SHORT TASK
Set down each entry from the block beneath, exactly as written.
<<<<
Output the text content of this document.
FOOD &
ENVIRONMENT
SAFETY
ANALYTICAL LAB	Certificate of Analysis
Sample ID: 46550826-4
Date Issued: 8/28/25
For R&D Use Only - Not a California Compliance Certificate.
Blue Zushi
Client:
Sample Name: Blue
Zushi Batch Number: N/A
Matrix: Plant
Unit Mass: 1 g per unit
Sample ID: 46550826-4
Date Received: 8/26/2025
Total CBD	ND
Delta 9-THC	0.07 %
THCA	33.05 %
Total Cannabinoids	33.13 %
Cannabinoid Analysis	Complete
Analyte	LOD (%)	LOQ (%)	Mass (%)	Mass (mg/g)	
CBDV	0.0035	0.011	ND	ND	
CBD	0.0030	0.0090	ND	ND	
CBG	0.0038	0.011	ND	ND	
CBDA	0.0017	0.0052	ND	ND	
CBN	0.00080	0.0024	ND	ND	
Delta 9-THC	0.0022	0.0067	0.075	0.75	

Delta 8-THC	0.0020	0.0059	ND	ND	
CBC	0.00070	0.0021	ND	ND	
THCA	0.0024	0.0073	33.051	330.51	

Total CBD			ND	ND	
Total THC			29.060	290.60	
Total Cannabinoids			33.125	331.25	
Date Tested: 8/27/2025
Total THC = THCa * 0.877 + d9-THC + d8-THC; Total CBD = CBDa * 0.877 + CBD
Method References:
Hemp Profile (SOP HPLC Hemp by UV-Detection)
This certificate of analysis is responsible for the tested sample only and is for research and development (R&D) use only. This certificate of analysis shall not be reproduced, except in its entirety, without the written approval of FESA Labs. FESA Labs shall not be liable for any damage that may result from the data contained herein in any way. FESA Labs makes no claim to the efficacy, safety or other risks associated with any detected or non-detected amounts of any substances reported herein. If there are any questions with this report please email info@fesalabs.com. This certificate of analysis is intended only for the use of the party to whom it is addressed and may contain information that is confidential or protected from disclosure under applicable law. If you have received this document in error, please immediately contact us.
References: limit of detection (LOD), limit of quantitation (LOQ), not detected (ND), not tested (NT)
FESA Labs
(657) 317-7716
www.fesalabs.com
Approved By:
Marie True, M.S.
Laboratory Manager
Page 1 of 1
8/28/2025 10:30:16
>>>>
ANSWER FOR THE TASK
Output the text content of this document.
FOOD &
ENVIRONMENT
SAFETY
ANALYTICAL LAB	Certificate of Analysis
Sample ID: 46550826-4
Date Issued: 8/28/25
For R&D Use Only - Not a California Compliance Certificate.
Blue Zushi
Client:
Sample Name: Blue
Zushi Batch Number: N/A
Matrix: Plant
Unit Mass: 1 g per unit
Sample ID: 46550826-4
Date Received: 8/26/2025
Total CBD	ND
Delta 9-THC	0.07 %
THCA	33.05 %
Total Cannabinoids	33.13 %
Cannabinoid Analysis	Complete
Analyte	LOD (%)	LOQ (%)	Mass (%)	Mass (mg/g)	
CBDV	0.0035	0.011	ND	ND	
CBD	0.0030	0.0090	ND	ND	
CBG	0.0038	0.011	ND	ND	
CBDA	0.0017	0.0052	ND	ND	
CBN	0.00080	0.0024	ND	ND	
Delta 9-THC	0.0022	0.0067	0.075	0.75	

Delta 8-THC	0.0020	0.0059	ND	ND	
CBC	0.00070	0.0021	ND	ND	
THCA	0.0024	0.0073	33.051	330.51	

Total CBD			ND	ND	
Total THC			29.060	290.60	
Total Cannabinoids			33.125	331.25	
Date Tested: 8/27/2025
Total THC = THCa * 0.877 + d9-THC + d8-THC; Total CBD = CBDa * 0.877 + CBD
Method References:
Hemp Profile (SOP HPLC Hemp by UV-Detection)
This certificate of analysis is responsible for the tested sample only and is for research and development (R&D) use only. This certificate of analysis shall not be reproduced, except in its entirety, without the written approval of FESA Labs. FESA Labs shall not be liable for any damage that may result from the data contained herein in any way. FESA Labs makes no claim to the efficacy, safety or other risks associated with any detected or non-detected amounts of any substances reported herein. If there are any questions with this report please email info@fesalabs.com. This certificate of analysis is intended only for the use of the party to whom it is addressed and may contain information that is confidential or protected from disclosure under applicable law. If you have received this document in error, please immediately contact us.
References: limit of detection (LOD), limit of quantitation (LOQ), not detected (ND), not tested (NT)
FESA Labs
(657) 317-7716
www.fesalabs.com
Approved By:
Marie True, M.S.
Laboratory Manager
Page 1 of 1
8/28/2025 10:30:16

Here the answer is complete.